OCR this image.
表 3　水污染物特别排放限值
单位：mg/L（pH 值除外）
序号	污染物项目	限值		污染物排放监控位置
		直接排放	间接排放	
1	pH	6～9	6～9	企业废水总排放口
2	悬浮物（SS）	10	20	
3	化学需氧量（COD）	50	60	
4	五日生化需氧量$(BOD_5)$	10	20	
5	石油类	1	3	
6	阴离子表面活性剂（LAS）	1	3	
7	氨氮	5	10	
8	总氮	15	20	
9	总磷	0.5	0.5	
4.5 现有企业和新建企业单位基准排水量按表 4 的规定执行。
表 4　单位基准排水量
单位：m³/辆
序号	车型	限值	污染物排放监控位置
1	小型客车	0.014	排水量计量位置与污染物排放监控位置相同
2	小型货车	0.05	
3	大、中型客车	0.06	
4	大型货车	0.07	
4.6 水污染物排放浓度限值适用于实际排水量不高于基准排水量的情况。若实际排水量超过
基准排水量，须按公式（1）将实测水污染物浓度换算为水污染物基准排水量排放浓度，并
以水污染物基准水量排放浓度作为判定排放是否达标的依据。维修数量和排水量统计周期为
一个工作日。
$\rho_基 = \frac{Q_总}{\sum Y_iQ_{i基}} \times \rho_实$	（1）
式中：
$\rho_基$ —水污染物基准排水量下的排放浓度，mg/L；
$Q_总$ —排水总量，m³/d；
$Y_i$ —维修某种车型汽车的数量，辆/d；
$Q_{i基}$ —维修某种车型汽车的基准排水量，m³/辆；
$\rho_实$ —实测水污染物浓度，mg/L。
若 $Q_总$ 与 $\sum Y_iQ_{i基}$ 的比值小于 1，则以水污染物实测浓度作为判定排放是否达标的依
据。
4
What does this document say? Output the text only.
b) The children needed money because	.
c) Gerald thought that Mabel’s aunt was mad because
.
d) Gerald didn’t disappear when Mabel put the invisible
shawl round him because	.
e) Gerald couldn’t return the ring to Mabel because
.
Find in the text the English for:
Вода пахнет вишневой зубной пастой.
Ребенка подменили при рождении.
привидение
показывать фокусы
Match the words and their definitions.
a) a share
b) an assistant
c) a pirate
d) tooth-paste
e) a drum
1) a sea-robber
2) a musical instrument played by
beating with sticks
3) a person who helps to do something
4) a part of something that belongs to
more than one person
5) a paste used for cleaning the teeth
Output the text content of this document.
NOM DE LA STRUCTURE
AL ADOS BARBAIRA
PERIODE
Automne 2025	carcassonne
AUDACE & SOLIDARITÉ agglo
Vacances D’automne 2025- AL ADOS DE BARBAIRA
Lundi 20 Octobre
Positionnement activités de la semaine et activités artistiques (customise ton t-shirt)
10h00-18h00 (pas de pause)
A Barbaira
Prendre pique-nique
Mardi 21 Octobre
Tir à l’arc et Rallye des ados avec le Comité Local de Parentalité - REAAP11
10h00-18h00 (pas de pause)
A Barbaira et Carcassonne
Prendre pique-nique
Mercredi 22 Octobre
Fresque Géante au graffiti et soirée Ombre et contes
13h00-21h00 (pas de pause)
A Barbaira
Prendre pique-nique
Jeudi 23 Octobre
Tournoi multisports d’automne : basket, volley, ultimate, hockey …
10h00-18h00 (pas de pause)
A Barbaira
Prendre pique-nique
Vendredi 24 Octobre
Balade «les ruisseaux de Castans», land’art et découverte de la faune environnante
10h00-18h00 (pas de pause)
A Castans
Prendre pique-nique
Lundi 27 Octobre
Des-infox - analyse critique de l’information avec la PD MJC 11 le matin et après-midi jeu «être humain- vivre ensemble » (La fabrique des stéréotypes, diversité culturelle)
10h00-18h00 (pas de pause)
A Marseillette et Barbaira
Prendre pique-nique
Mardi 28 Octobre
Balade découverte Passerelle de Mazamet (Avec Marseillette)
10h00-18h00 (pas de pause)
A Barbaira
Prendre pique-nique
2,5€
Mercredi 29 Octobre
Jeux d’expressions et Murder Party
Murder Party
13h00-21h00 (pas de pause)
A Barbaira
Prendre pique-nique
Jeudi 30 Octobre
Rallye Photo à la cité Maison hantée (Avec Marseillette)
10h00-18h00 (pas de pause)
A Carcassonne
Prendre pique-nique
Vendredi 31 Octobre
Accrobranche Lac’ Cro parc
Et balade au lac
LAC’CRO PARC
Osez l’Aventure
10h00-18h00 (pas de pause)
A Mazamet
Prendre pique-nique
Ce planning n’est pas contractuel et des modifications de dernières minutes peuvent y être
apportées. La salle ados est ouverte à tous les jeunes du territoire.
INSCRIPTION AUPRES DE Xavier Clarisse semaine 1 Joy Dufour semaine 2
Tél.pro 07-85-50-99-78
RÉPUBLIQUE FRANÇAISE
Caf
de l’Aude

> [Task description] List all lines in the material containing the string "person".

> [The output]
3) a person who helps to do something
more than one person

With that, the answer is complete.